Data records:
------------------------------------------------------------

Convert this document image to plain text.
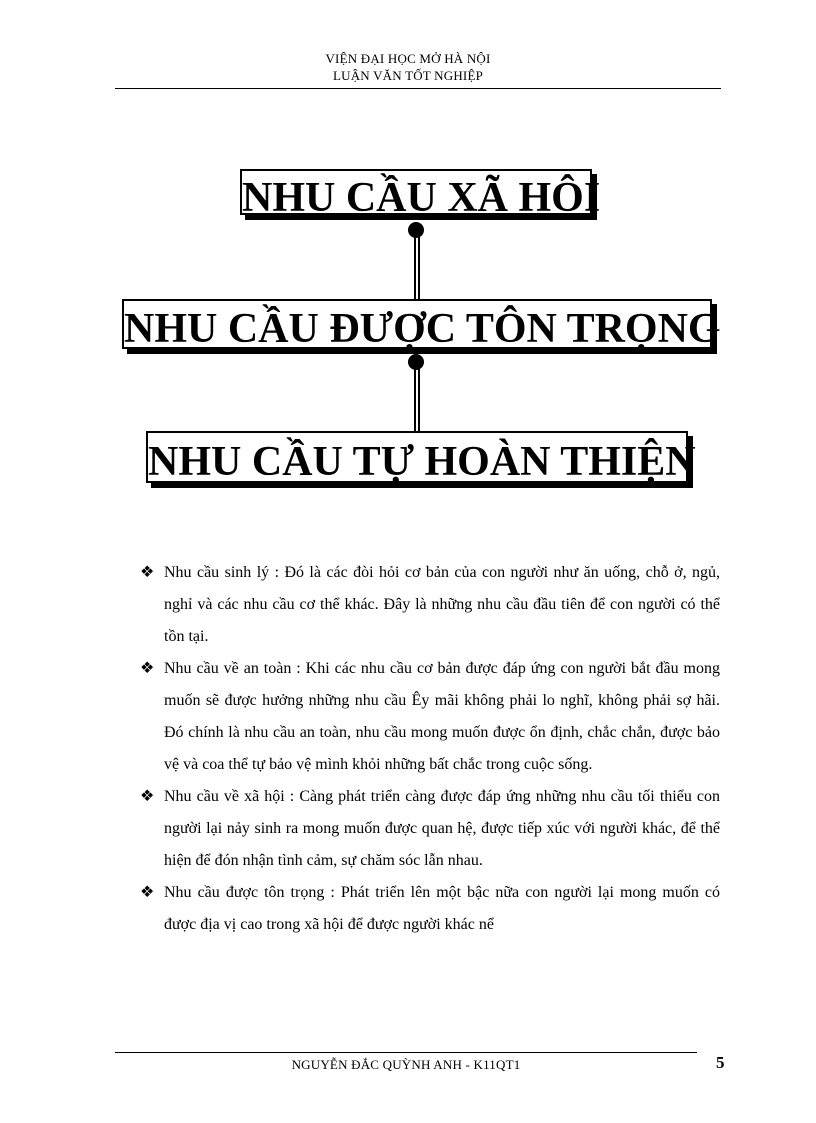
VIỆN ĐẠI HỌC MỞ HÀ NỘI
LUẬN VĂN TỐT NGHIỆP
NHU CẦU XÃ HỘI
NHU CẦU ĐƯỢC TÔN TRỌNG
NHU CẦU TỰ HOÀN THIỆN
❖ Nhu cầu sinh lý : Đó là các đòi hỏi cơ bản của con người như ăn uống, chỗ ở, ngủ, nghỉ và các nhu cầu cơ thể khác. Đây là những nhu cầu đầu tiên để con người có thể tồn tại.
❖ Nhu cầu về an toàn : Khi các nhu cầu cơ bản được đáp ứng con người bắt đầu mong muốn sẽ được hưởng những nhu cầu Êy mãi không phải lo nghĩ, không phải sợ hãi. Đó chính là nhu cầu an toàn, nhu cầu mong muốn được ổn định, chắc chắn, được bảo vệ và coa thể tự bảo vệ mình khỏi những bất chắc trong cuộc sống.
❖ Nhu cầu về xã hội : Càng phát triển càng được đáp ứng những nhu cầu tối thiểu con người lại nảy sinh ra mong muốn được quan hệ, được tiếp xúc với người khác, để thể hiện để đón nhận tình cảm, sự chăm sóc lẫn nhau.
❖ Nhu cầu được tôn trọng : Phát triển lên một bậc nữa con người lại mong muốn có được địa vị cao trong xã hội để được người khác nể
NGUYỄN ĐẮC QUỲNH ANH - K11QT1	5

------------------------------------------------------------

**Set exercise**
Among the lines of the data above, determine how many contain the word "triển". Report the number alone.

**Result of this exercise**
2